→ Prompt:
Reproduce the material exactly, omitting nothing.

→ Given data:
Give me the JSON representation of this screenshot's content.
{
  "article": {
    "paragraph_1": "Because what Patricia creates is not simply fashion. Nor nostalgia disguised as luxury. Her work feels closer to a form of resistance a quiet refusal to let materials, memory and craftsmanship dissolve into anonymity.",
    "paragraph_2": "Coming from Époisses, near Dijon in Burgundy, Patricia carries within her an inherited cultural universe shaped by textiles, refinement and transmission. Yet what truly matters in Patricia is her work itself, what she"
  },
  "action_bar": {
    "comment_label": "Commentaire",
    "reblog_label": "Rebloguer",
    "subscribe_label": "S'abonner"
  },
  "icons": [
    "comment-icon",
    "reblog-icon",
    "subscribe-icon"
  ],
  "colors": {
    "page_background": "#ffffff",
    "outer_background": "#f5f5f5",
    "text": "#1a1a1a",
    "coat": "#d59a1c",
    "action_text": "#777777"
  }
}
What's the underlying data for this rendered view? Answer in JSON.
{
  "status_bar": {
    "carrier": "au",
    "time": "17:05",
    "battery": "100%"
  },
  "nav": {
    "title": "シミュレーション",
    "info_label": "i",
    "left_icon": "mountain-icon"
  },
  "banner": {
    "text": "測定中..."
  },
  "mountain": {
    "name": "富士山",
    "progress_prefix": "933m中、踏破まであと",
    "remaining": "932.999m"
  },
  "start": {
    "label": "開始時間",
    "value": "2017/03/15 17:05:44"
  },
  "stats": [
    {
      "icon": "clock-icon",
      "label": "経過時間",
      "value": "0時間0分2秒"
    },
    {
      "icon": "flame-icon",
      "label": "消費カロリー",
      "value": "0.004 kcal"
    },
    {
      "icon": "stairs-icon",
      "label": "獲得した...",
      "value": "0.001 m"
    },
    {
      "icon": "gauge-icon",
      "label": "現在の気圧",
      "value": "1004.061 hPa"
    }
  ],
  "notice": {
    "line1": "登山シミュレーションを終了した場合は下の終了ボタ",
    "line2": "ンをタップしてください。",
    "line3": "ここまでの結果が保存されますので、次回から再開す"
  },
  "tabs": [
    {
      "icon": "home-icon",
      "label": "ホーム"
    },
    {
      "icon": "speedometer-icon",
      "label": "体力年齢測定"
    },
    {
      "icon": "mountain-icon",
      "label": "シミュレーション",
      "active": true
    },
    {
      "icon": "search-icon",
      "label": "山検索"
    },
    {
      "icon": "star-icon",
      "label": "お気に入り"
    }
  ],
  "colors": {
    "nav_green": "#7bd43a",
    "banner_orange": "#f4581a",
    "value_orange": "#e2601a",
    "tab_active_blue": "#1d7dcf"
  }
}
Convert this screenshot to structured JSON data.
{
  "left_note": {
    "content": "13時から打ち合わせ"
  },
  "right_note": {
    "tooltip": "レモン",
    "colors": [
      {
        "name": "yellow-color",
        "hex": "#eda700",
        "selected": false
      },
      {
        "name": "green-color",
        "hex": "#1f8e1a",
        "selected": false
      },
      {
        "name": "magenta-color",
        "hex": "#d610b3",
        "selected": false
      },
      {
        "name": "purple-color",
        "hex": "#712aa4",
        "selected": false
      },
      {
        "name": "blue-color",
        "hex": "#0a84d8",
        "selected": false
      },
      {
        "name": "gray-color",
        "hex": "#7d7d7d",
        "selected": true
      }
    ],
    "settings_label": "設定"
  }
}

→ Result for this task:
Give me the JSON representation of this screenshot's content.
{
  "article": {
    "paragraph_1": "Because what Patricia creates is not simply fashion. Nor nostalgia disguised as luxury. Her work feels closer to a form of resistance a quiet refusal to let materials, memory and craftsmanship dissolve into anonymity.",
    "paragraph_2": "Coming from Époisses, near Dijon in Burgundy, Patricia carries within her an inherited cultural universe shaped by textiles, refinement and transmission. Yet what truly matters in Patricia is her work itself, what she"
  },
  "action_bar": {
    "comment_label": "Commentaire",
    "reblog_label": "Rebloguer",
    "subscribe_label": "S'abonner"
  },
  "icons": [
    "comment-icon",
    "reblog-icon",
    "subscribe-icon"
  ],
  "colors": {
    "page_background": "#ffffff",
    "outer_background": "#f5f5f5",
    "text": "#1a1a1a",
    "coat": "#d59a1c",
    "action_text": "#777777"
  }
}
What's the underlying data for this rendered view? Answer in JSON.
{
  "status_bar": {
    "carrier": "au",
    "time": "17:05",
    "battery": "100%"
  },
  "nav": {
    "title": "シミュレーション",
    "info_label": "i",
    "left_icon": "mountain-icon"
  },
  "banner": {
    "text": "測定中..."
  },
  "mountain": {
    "name": "富士山",
    "progress_prefix": "933m中、踏破まであと",
    "remaining": "932.999m"
  },
  "start": {
    "label": "開始時間",
    "value": "2017/03/15 17:05:44"
  },
  "stats": [
    {
      "icon": "clock-icon",
      "label": "経過時間",
      "value": "0時間0分2秒"
    },
    {
      "icon": "flame-icon",
      "label": "消費カロリー",
      "value": "0.004 kcal"
    },
    {
      "icon": "stairs-icon",
      "label": "獲得した...",
      "value": "0.001 m"
    },
    {
      "icon": "gauge-icon",
      "label": "現在の気圧",
      "value": "1004.061 hPa"
    }
  ],
  "notice": {
    "line1": "登山シミュレーションを終了した場合は下の終了ボタ",
    "line2": "ンをタップしてください。",
    "line3": "ここまでの結果が保存されますので、次回から再開す"
  },
  "tabs": [
    {
      "icon": "home-icon",
      "label": "ホーム"
    },
    {
      "icon": "speedometer-icon",
      "label": "体力年齢測定"
    },
    {
      "icon": "mountain-icon",
      "label": "シミュレーション",
      "active": true
    },
    {
      "icon": "search-icon",
      "label": "山検索"
    },
    {
      "icon": "star-icon",
      "label": "お気に入り"
    }
  ],
  "colors": {
    "nav_green": "#7bd43a",
    "banner_orange": "#f4581a",
    "value_orange": "#e2601a",
    "tab_active_blue": "#1d7dcf"
  }
}
Convert this screenshot to structured JSON data.
{
  "left_note": {
    "content": "13時から打ち合わせ"
  },
  "right_note": {
    "tooltip": "レモン",
    "colors": [
      {
        "name": "yellow-color",
        "hex": "#eda700",
        "selected": false
      },
      {
        "name": "green-color",
        "hex": "#1f8e1a",
        "selected": false
      },
      {
        "name": "magenta-color",
        "hex": "#d610b3",
        "selected": false
      },
      {
        "name": "purple-color",
        "hex": "#712aa4",
        "selected": false
      },
      {
        "name": "blue-color",
        "hex": "#0a84d8",
        "selected": false
      },
      {
        "name": "gray-color",
        "hex": "#7d7d7d",
        "selected": true
      }
    ],
    "settings_label": "設定"
  }
}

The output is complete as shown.